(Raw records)
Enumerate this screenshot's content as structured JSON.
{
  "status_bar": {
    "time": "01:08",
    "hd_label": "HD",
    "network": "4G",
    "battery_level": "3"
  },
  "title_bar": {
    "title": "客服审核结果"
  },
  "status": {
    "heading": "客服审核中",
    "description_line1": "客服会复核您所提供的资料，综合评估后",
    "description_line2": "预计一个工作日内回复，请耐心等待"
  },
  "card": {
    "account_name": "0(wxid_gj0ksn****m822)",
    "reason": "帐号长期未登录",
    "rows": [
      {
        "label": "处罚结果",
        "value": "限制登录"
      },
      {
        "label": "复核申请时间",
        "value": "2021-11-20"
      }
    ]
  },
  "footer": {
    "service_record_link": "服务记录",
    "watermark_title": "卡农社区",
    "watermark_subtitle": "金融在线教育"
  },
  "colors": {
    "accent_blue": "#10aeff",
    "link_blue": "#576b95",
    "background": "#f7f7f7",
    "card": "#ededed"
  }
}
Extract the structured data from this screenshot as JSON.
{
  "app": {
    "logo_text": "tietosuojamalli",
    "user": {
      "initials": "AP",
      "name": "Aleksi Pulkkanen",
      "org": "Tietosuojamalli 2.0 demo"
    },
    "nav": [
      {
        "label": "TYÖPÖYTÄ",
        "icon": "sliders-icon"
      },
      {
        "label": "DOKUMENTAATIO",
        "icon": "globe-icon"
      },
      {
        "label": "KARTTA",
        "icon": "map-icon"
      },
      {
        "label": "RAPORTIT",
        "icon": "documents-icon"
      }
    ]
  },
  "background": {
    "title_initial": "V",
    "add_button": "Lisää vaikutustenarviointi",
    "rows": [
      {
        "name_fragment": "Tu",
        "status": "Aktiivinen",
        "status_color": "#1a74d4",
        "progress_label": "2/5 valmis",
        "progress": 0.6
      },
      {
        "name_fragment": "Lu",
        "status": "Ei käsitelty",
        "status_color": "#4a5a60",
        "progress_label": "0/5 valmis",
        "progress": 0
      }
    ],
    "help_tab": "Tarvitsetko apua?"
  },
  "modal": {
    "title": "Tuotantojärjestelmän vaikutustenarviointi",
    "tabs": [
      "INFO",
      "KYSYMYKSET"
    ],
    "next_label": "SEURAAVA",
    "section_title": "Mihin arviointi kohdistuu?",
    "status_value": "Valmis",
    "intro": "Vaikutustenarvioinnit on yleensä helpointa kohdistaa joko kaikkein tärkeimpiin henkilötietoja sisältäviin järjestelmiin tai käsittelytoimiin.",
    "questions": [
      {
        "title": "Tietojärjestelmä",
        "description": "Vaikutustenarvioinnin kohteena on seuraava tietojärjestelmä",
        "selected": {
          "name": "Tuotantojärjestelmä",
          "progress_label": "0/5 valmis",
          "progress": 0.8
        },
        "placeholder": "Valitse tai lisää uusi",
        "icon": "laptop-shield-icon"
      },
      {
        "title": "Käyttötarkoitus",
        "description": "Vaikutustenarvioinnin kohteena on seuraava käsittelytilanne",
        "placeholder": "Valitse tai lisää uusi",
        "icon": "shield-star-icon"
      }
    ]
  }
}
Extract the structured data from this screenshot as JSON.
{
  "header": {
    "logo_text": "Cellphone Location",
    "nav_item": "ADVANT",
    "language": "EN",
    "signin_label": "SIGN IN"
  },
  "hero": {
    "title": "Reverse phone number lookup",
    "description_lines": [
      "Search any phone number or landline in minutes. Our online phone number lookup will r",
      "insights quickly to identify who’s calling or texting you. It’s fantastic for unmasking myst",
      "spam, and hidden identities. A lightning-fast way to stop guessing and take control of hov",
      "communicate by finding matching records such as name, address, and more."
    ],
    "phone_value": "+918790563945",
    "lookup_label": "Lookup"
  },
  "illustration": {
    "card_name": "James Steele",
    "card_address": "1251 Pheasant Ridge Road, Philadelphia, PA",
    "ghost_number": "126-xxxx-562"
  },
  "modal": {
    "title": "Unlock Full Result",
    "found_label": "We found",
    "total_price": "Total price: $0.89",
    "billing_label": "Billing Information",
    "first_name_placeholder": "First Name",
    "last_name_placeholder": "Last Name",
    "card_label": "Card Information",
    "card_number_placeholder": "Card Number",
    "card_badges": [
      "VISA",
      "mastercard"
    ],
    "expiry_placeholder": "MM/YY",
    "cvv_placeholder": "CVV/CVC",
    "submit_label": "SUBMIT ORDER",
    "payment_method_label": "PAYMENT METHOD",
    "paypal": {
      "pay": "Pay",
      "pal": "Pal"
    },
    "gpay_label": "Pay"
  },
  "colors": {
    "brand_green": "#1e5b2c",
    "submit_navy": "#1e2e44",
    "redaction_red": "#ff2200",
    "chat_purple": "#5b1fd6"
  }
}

- [EXERCISE] Select every line above that contains the word "shield", and copy it.

- [RESPONSE TO THE EXERCISE]
        "icon": "laptop-shield-icon"
        "icon": "shield-star-icon"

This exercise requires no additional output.